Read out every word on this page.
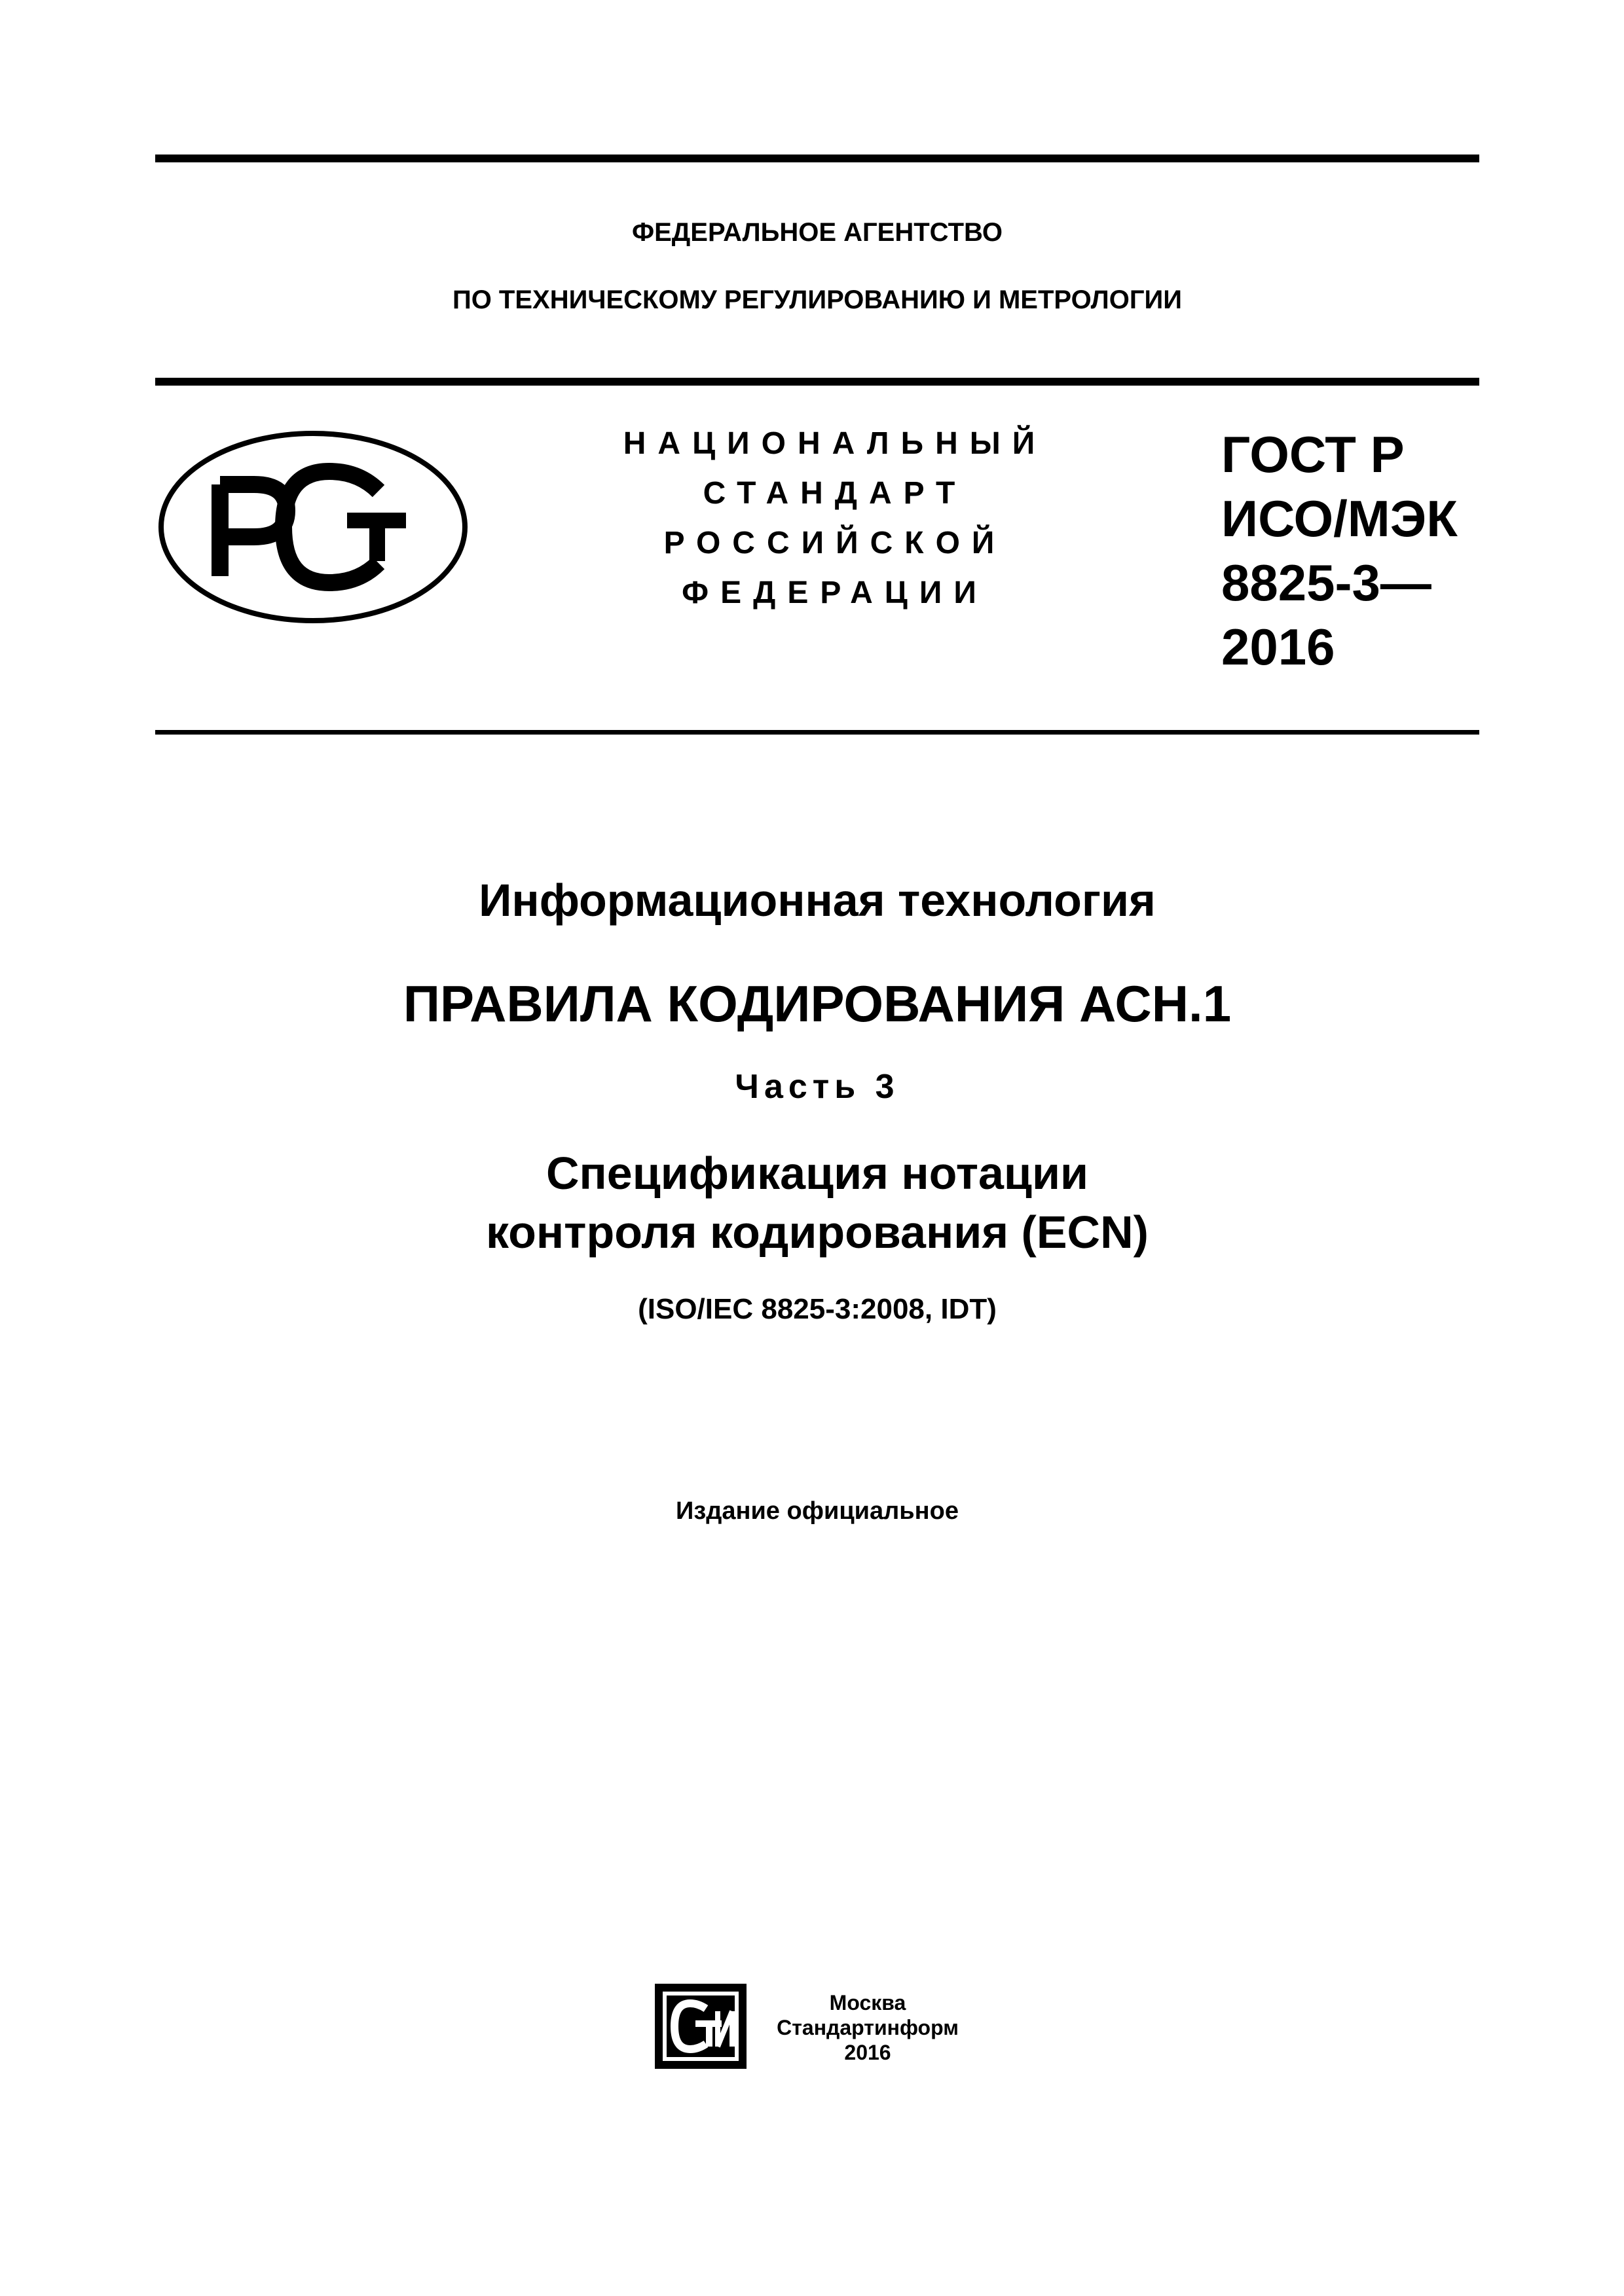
ФЕДЕРАЛЬНОЕ АГЕНТСТВО
ПО ТЕХНИЧЕСКОМУ РЕГУЛИРОВАНИЮ И МЕТРОЛОГИИ
НАЦИОНАЛЬНЫЙ
СТАНДАРТ
РОССИЙСКОЙ
ФЕДЕРАЦИИ
ГОСТ Р
ИСО/МЭК
8825-3—
2016
Информационная технология
ПРАВИЛА КОДИРОВАНИЯ АСН.1
Часть 3
Спецификация нотации
контроля кодирования (ECN)
(ISO/IEC 8825-3:2008, IDT)
Издание официальное
Москва
Стандартинформ
2016
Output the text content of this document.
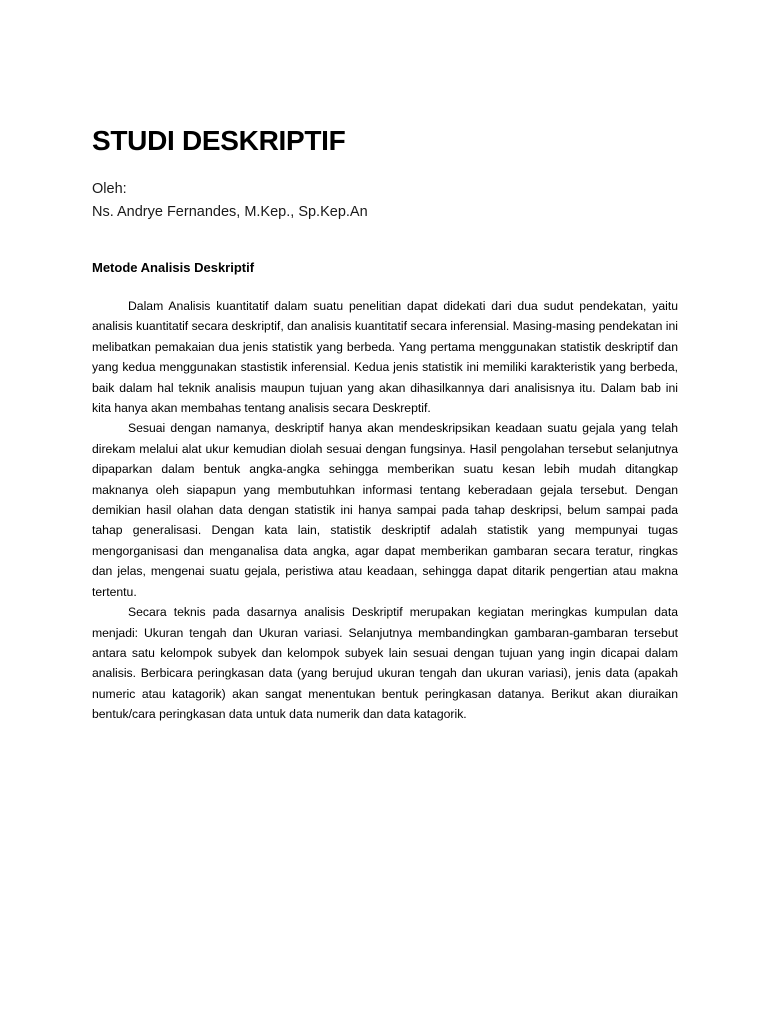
STUDI DESKRIPTIF
Oleh:
Ns. Andrye Fernandes, M.Kep., Sp.Kep.An
Metode Analisis Deskriptif

Dalam Analisis kuantitatif dalam suatu penelitian dapat didekati dari dua sudut pendekatan, yaitu analisis kuantitatif secara deskriptif, dan analisis kuantitatif secara inferensial. Masing-masing pendekatan ini melibatkan pemakaian dua jenis statistik yang berbeda. Yang pertama menggunakan statistik deskriptif dan yang kedua menggunakan stastistik inferensial. Kedua jenis statistik ini memiliki karakteristik yang berbeda, baik dalam hal teknik analisis maupun tujuan yang akan dihasilkannya dari analisisnya itu. Dalam bab ini kita hanya akan membahas tentang analisis secara Deskreptif.

Sesuai dengan namanya, deskriptif hanya akan mendeskripsikan keadaan suatu gejala yang telah direkam melalui alat ukur kemudian diolah sesuai dengan fungsinya. Hasil pengolahan tersebut selanjutnya dipaparkan dalam bentuk angka-angka sehingga memberikan suatu kesan lebih mudah ditangkap maknanya oleh siapapun yang membutuhkan informasi tentang keberadaan gejala tersebut. Dengan demikian hasil olahan data dengan statistik ini hanya sampai pada tahap deskripsi, belum sampai pada tahap generalisasi. Dengan kata lain, statistik deskriptif adalah statistik yang mempunyai tugas mengorganisasi dan menganalisa data angka, agar dapat memberikan gambaran secara teratur, ringkas dan jelas, mengenai suatu gejala, peristiwa atau keadaan, sehingga dapat ditarik pengertian atau makna tertentu.

Secara teknis pada dasarnya analisis Deskriptif merupakan kegiatan meringkas kumpulan data menjadi: Ukuran tengah dan Ukuran variasi. Selanjutnya membandingkan gambaran-gambaran tersebut antara satu kelompok subyek dan kelompok subyek lain sesuai dengan tujuan yang ingin dicapai dalam analisis. Berbicara peringkasan data (yang berujud ukuran tengah dan ukuran variasi), jenis data (apakah numeric atau katagorik) akan sangat menentukan bentuk peringkasan datanya. Berikut akan diuraikan bentuk/cara peringkasan data untuk data numerik dan data katagorik.
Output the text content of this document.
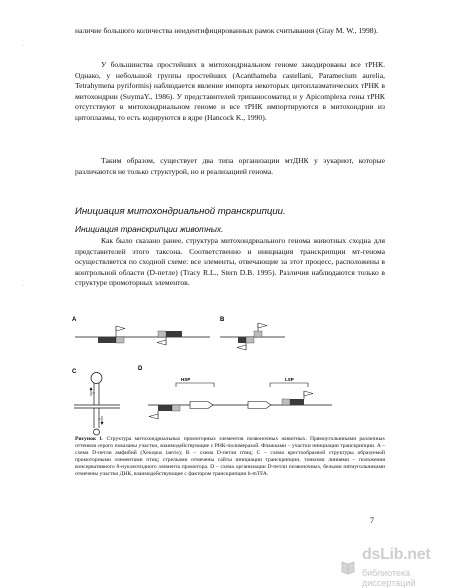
'
'

наличие большого количества неидентифицированных рамок считывания (Gray M. W., 1998).

У большинства простейших в митохондриальном геноме закодированы все тРНК. Однако, у небольшой группы простейших (Acanthameba castellani, Paramecium aurelia, Tetrahymena pyriformis) наблюдается явление импорта некоторых цитоплазматических тРНК в митохондрии (SuymaY., 1986). У представителей трипаносоматид и у Apicomplexa гены тРНК отсутствуют в митохондриальном геноме и все тРНК импортируются в митохондрии из цитоплазмы, то есть кодируются в ядре (Hancock K., 1990).

Таким образом, существует два типа организации мтДНК у эукариот, которые различаются не только структурой, но и реализацией генома.

Инициация митохондриальной транскрипции.
Инициация транскрипции животных.

Как было сказано ранее, структура митохондриального генома животных сходна для представителей этого таксона. Соответственно и инициация транскрипции мт-генома осуществляется по сходной схеме: все элементы, отвечающие за этот процесс, расположены в контрольной области (D-петле) (Tracy R.L., Stern D.B. 1995). Различия наблюдаются только в структуре промоторных элементов.

A	B
C	D
HSP	LSP

Рисунок 1. Структура митохондриальных промоторных элементов позвоночных животных. Прямоугольниками различных оттенков серого показаны участки, взаимодействующие с РНК-полимеразой. Флажками – участки инициации транскрипции. A – схема D-петли амфибий (Xenopus laevis); B – схема D-петли птиц; C – схема крестообразной структуры образуемой промоторными элементами птиц; стрелками отмечены сайты инициации транскрипции, тонкими линиями – положения консервативного 8-нуклеотидного элемента промотора. D – схема организации D-петли позвоночных, белыми пятиугольниками отмечены участки ДНК, взаимодействующие с фактором транскрипции h-mTFA.

7
dsLib.net
библиотека диссертаций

☆ ☆ ☆ ☆ ☆

_DIRECTIVE_
Extract the full listing exactly, with the pictures left out.

_THE REPLY_
Read out every word on this page.
ФЕДЕРАЛЬНОЕ АГЕНТСТВО
ПО ТЕХНИЧЕСКОМУ РЕГУЛИРОВАНИЮ И МЕТРОЛОГИИ
НАЦИОНАЛЬНЫЙ
СТАНДАРТ
РОССИЙСКОЙ
ФЕДЕРАЦИИ
ГОСТ Р
ИСО/МЭК
8825-3—
2016
Информационная технология
ПРАВИЛА КОДИРОВАНИЯ АСН.1
Часть 3
Спецификация нотации
контроля кодирования (ECN)
(ISO/IEC 8825-3:2008, IDT)
Издание официальное
Москва
Стандартинформ
2016
Output the text content of this document.
STUDI DESKRIPTIF
Oleh:
Ns. Andrye Fernandes, M.Kep., Sp.Kep.An
Metode Analisis Deskriptif

Dalam Analisis kuantitatif dalam suatu penelitian dapat didekati dari dua sudut pendekatan, yaitu analisis kuantitatif secara deskriptif, dan analisis kuantitatif secara inferensial. Masing-masing pendekatan ini melibatkan pemakaian dua jenis statistik yang berbeda. Yang pertama menggunakan statistik deskriptif dan yang kedua menggunakan stastistik inferensial. Kedua jenis statistik ini memiliki karakteristik yang berbeda, baik dalam hal teknik analisis maupun tujuan yang akan dihasilkannya dari analisisnya itu. Dalam bab ini kita hanya akan membahas tentang analisis secara Deskreptif.

Sesuai dengan namanya, deskriptif hanya akan mendeskripsikan keadaan suatu gejala yang telah direkam melalui alat ukur kemudian diolah sesuai dengan fungsinya. Hasil pengolahan tersebut selanjutnya dipaparkan dalam bentuk angka-angka sehingga memberikan suatu kesan lebih mudah ditangkap maknanya oleh siapapun yang membutuhkan informasi tentang keberadaan gejala tersebut. Dengan demikian hasil olahan data dengan statistik ini hanya sampai pada tahap deskripsi, belum sampai pada tahap generalisasi. Dengan kata lain, statistik deskriptif adalah statistik yang mempunyai tugas mengorganisasi dan menganalisa data angka, agar dapat memberikan gambaran secara teratur, ringkas dan jelas, mengenai suatu gejala, peristiwa atau keadaan, sehingga dapat ditarik pengertian atau makna tertentu.

Secara teknis pada dasarnya analisis Deskriptif merupakan kegiatan meringkas kumpulan data menjadi: Ukuran tengah dan Ukuran variasi. Selanjutnya membandingkan gambaran-gambaran tersebut antara satu kelompok subyek dan kelompok subyek lain sesuai dengan tujuan yang ingin dicapai dalam analisis. Berbicara peringkasan data (yang berujud ukuran tengah dan ukuran variasi), jenis data (apakah numeric atau katagorik) akan sangat menentukan bentuk peringkasan datanya. Berikut akan diuraikan bentuk/cara peringkasan data untuk data numerik dan data katagorik.
Output the text content of this document.
'
'

наличие большого количества неидентифицированных рамок считывания (Gray M. W., 1998).

У большинства простейших в митохондриальном геноме закодированы все тРНК. Однако, у небольшой группы простейших (Acanthameba castellani, Paramecium aurelia, Tetrahymena pyriformis) наблюдается явление импорта некоторых цитоплазматических тРНК в митохондрии (SuymaY., 1986). У представителей трипаносоматид и у Apicomplexa гены тРНК отсутствуют в митохондриальном геноме и все тРНК импортируются в митохондрии из цитоплазмы, то есть кодируются в ядре (Hancock K., 1990).

Таким образом, существует два типа организации мтДНК у эукариот, которые различаются не только структурой, но и реализацией генома.

Инициация митохондриальной транскрипции.
Инициация транскрипции животных.

Как было сказано ранее, структура митохондриального генома животных сходна для представителей этого таксона. Соответственно и инициация транскрипции мт-генома осуществляется по сходной схеме: все элементы, отвечающие за этот процесс, расположены в контрольной области (D-петле) (Tracy R.L., Stern D.B. 1995). Различия наблюдаются только в структуре промоторных элементов.

A	B
C	D
HSP	LSP

Рисунок 1. Структура митохондриальных промоторных элементов позвоночных животных. Прямоугольниками различных оттенков серого показаны участки, взаимодействующие с РНК-полимеразой. Флажками – участки инициации транскрипции. A – схема D-петли амфибий (Xenopus laevis); B – схема D-петли птиц; C – схема крестообразной структуры образуемой промоторными элементами птиц; стрелками отмечены сайты инициации транскрипции, тонкими линиями – положения консервативного 8-нуклеотидного элемента промотора. D – схема организации D-петли позвоночных, белыми пятиугольниками отмечены участки ДНК, взаимодействующие с фактором транскрипции h-mTFA.

7
dsLib.net
библиотека диссертаций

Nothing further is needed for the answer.